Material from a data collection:
────────────────────────────────────────
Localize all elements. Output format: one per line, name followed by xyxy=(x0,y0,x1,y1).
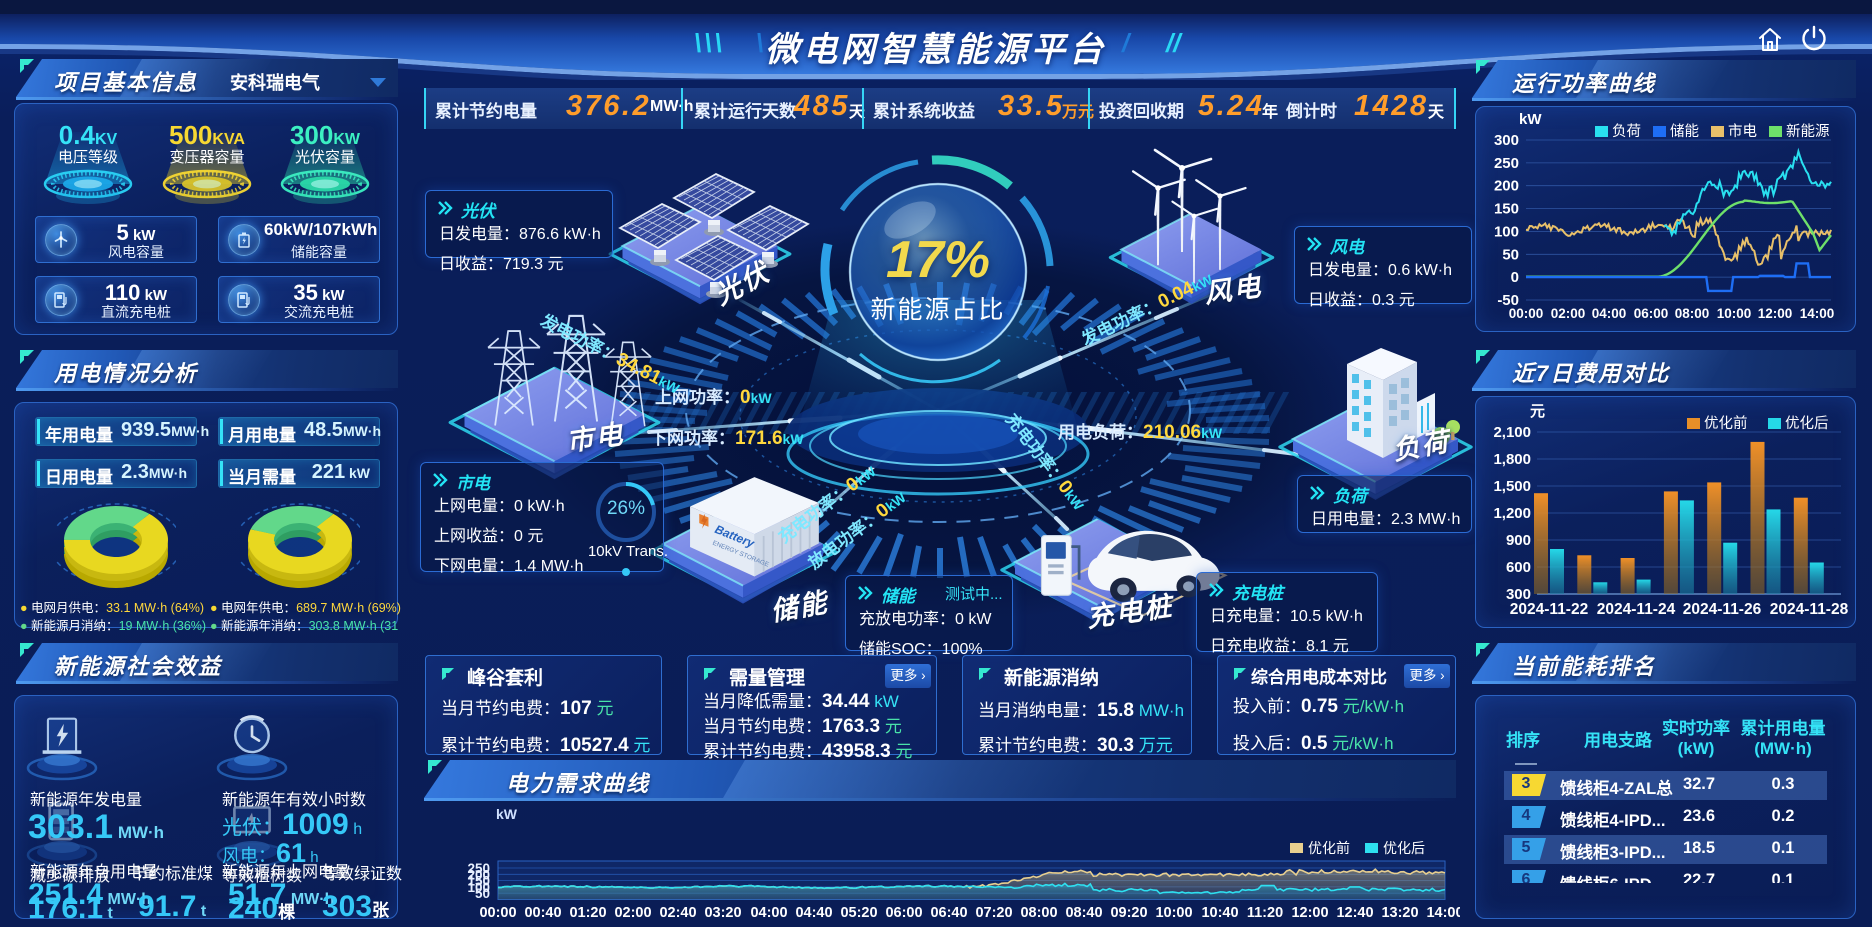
svg-text:600: 600 xyxy=(1506,559,1531,576)
svg-text:1,800: 1,800 xyxy=(1493,451,1531,468)
svg-text:09:20: 09:20 xyxy=(1110,905,1147,921)
svg-text:优化后: 优化后 xyxy=(1383,840,1425,856)
svg-text:250: 250 xyxy=(1494,155,1519,172)
svg-text:14:00: 14:00 xyxy=(1426,905,1460,921)
svg-text:04:00: 04:00 xyxy=(750,905,787,921)
svg-text:50: 50 xyxy=(1502,246,1519,263)
svg-text:50: 50 xyxy=(475,886,490,901)
svg-text:300: 300 xyxy=(1494,132,1519,149)
svg-text:新能源: 新能源 xyxy=(1786,123,1830,140)
svg-text:08:00: 08:00 xyxy=(1020,905,1057,921)
svg-text:1,200: 1,200 xyxy=(1493,505,1531,522)
svg-text:01:20: 01:20 xyxy=(569,905,606,921)
svg-text:10:40: 10:40 xyxy=(1201,905,1238,921)
svg-text:150: 150 xyxy=(467,874,490,889)
svg-text:07:20: 07:20 xyxy=(975,905,1012,921)
svg-text:02:00: 02:00 xyxy=(614,905,651,921)
svg-text:市电: 市电 xyxy=(1728,123,1757,140)
svg-text:2024-11-22: 2024-11-22 xyxy=(1510,601,1588,618)
svg-text:06:40: 06:40 xyxy=(930,905,967,921)
svg-text:00:00: 00:00 xyxy=(1509,306,1544,321)
svg-text:250: 250 xyxy=(467,861,490,876)
svg-text:200: 200 xyxy=(467,867,490,882)
svg-text:0: 0 xyxy=(1511,269,1519,286)
svg-text:04:00: 04:00 xyxy=(1592,306,1627,321)
svg-text:10:00: 10:00 xyxy=(1155,905,1192,921)
svg-text:12:00: 12:00 xyxy=(1758,306,1793,321)
svg-text:02:40: 02:40 xyxy=(659,905,696,921)
svg-text:-50: -50 xyxy=(1497,292,1519,309)
svg-text:2,100: 2,100 xyxy=(1493,424,1531,441)
svg-text:14:00: 14:00 xyxy=(1800,306,1835,321)
svg-text:优化前: 优化前 xyxy=(1308,840,1350,856)
svg-text:08:00: 08:00 xyxy=(1675,306,1710,321)
svg-text:200: 200 xyxy=(1494,178,1519,195)
svg-text:优化后: 优化后 xyxy=(1785,415,1829,432)
svg-text:kW: kW xyxy=(496,806,518,822)
svg-text:13:20: 13:20 xyxy=(1381,905,1418,921)
svg-text:10:00: 10:00 xyxy=(1717,306,1752,321)
svg-text:12:00: 12:00 xyxy=(1291,905,1328,921)
svg-text:00:40: 00:40 xyxy=(524,905,561,921)
svg-text:100: 100 xyxy=(1494,223,1519,240)
svg-text:04:40: 04:40 xyxy=(795,905,832,921)
svg-text:12:40: 12:40 xyxy=(1336,905,1373,921)
svg-text:2024-11-24: 2024-11-24 xyxy=(1597,601,1676,618)
svg-text:元: 元 xyxy=(1530,403,1545,420)
svg-text:1,500: 1,500 xyxy=(1493,478,1531,495)
svg-text:06:00: 06:00 xyxy=(1634,306,1669,321)
svg-text:储能: 储能 xyxy=(1670,123,1699,140)
svg-text:06:00: 06:00 xyxy=(885,905,922,921)
svg-text:02:00: 02:00 xyxy=(1551,306,1586,321)
svg-text:2024-11-28: 2024-11-28 xyxy=(1770,601,1849,618)
svg-text:300: 300 xyxy=(1506,586,1531,603)
svg-text:05:20: 05:20 xyxy=(840,905,877,921)
svg-text:08:40: 08:40 xyxy=(1065,905,1102,921)
svg-text:11:20: 11:20 xyxy=(1247,905,1283,921)
svg-text:00:00: 00:00 xyxy=(479,905,516,921)
svg-text:优化前: 优化前 xyxy=(1704,415,1748,432)
svg-text:负荷: 负荷 xyxy=(1612,123,1641,140)
svg-text:900: 900 xyxy=(1506,532,1531,549)
svg-text:100: 100 xyxy=(467,880,490,895)
svg-text:150: 150 xyxy=(1494,201,1519,218)
svg-text:03:20: 03:20 xyxy=(704,905,741,921)
svg-text:2024-11-26: 2024-11-26 xyxy=(1683,601,1762,618)
svg-text:kW: kW xyxy=(1519,111,1542,128)
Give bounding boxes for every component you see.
────────────────────────────────────────
• _To do_
Return all of the material above line for line, without changing anything. Omit the pictures from your answer.

• _Worked solution_
Localize all elements. Output format: one per line, name followed by xyxy=(x0,y0,x1,y1).
svg-text:600: 600 xyxy=(1506,559,1531,576)
svg-text:1,800: 1,800 xyxy=(1493,451,1531,468)
svg-text:09:20: 09:20 xyxy=(1110,905,1147,921)
svg-text:优化后: 优化后 xyxy=(1383,840,1425,856)
svg-text:250: 250 xyxy=(1494,155,1519,172)
svg-text:14:00: 14:00 xyxy=(1426,905,1460,921)
svg-text:04:00: 04:00 xyxy=(750,905,787,921)
svg-text:50: 50 xyxy=(1502,246,1519,263)
svg-text:50: 50 xyxy=(475,886,490,901)
svg-text:300: 300 xyxy=(1494,132,1519,149)
svg-text:新能源: 新能源 xyxy=(1786,123,1830,140)
svg-text:08:00: 08:00 xyxy=(1020,905,1057,921)
svg-text:1,200: 1,200 xyxy=(1493,505,1531,522)
svg-text:01:20: 01:20 xyxy=(569,905,606,921)
svg-text:10:40: 10:40 xyxy=(1201,905,1238,921)
svg-text:150: 150 xyxy=(467,874,490,889)
svg-text:07:20: 07:20 xyxy=(975,905,1012,921)
svg-text:02:00: 02:00 xyxy=(614,905,651,921)
svg-text:市电: 市电 xyxy=(1728,123,1757,140)
svg-text:2024-11-22: 2024-11-22 xyxy=(1510,601,1588,618)
svg-text:06:40: 06:40 xyxy=(930,905,967,921)
svg-text:00:00: 00:00 xyxy=(1509,306,1544,321)
svg-text:250: 250 xyxy=(467,861,490,876)
svg-text:200: 200 xyxy=(467,867,490,882)
svg-text:0: 0 xyxy=(1511,269,1519,286)
svg-text:04:00: 04:00 xyxy=(1592,306,1627,321)
svg-text:10:00: 10:00 xyxy=(1155,905,1192,921)
svg-text:12:00: 12:00 xyxy=(1758,306,1793,321)
svg-text:02:40: 02:40 xyxy=(659,905,696,921)
svg-text:-50: -50 xyxy=(1497,292,1519,309)
svg-text:2,100: 2,100 xyxy=(1493,424,1531,441)
svg-text:14:00: 14:00 xyxy=(1800,306,1835,321)
svg-text:优化前: 优化前 xyxy=(1308,840,1350,856)
svg-text:08:00: 08:00 xyxy=(1675,306,1710,321)
svg-text:200: 200 xyxy=(1494,178,1519,195)
svg-text:优化后: 优化后 xyxy=(1785,415,1829,432)
svg-text:kW: kW xyxy=(496,806,518,822)
svg-text:13:20: 13:20 xyxy=(1381,905,1418,921)
svg-text:10:00: 10:00 xyxy=(1717,306,1752,321)
svg-text:12:00: 12:00 xyxy=(1291,905,1328,921)
svg-text:00:40: 00:40 xyxy=(524,905,561,921)
svg-text:100: 100 xyxy=(1494,223,1519,240)
svg-text:04:40: 04:40 xyxy=(795,905,832,921)
svg-text:12:40: 12:40 xyxy=(1336,905,1373,921)
svg-text:2024-11-24: 2024-11-24 xyxy=(1597,601,1676,618)
svg-text:元: 元 xyxy=(1530,403,1545,420)
svg-text:1,500: 1,500 xyxy=(1493,478,1531,495)
svg-text:06:00: 06:00 xyxy=(1634,306,1669,321)
svg-text:储能: 储能 xyxy=(1670,123,1699,140)
svg-text:06:00: 06:00 xyxy=(885,905,922,921)
svg-text:02:00: 02:00 xyxy=(1551,306,1586,321)
svg-text:2024-11-28: 2024-11-28 xyxy=(1770,601,1849,618)
svg-text:300: 300 xyxy=(1506,586,1531,603)
svg-text:05:20: 05:20 xyxy=(840,905,877,921)
svg-text:08:40: 08:40 xyxy=(1065,905,1102,921)
svg-text:11:20: 11:20 xyxy=(1247,905,1283,921)
svg-text:00:00: 00:00 xyxy=(479,905,516,921)
svg-text:优化前: 优化前 xyxy=(1704,415,1748,432)
svg-text:负荷: 负荷 xyxy=(1612,123,1641,140)
svg-text:900: 900 xyxy=(1506,532,1531,549)
svg-text:100: 100 xyxy=(467,880,490,895)
svg-text:150: 150 xyxy=(1494,201,1519,218)
svg-text:03:20: 03:20 xyxy=(704,905,741,921)
svg-text:2024-11-26: 2024-11-26 xyxy=(1683,601,1762,618)
svg-text:kW: kW xyxy=(1519,111,1542,128)
Give bounding boxes for every component you see.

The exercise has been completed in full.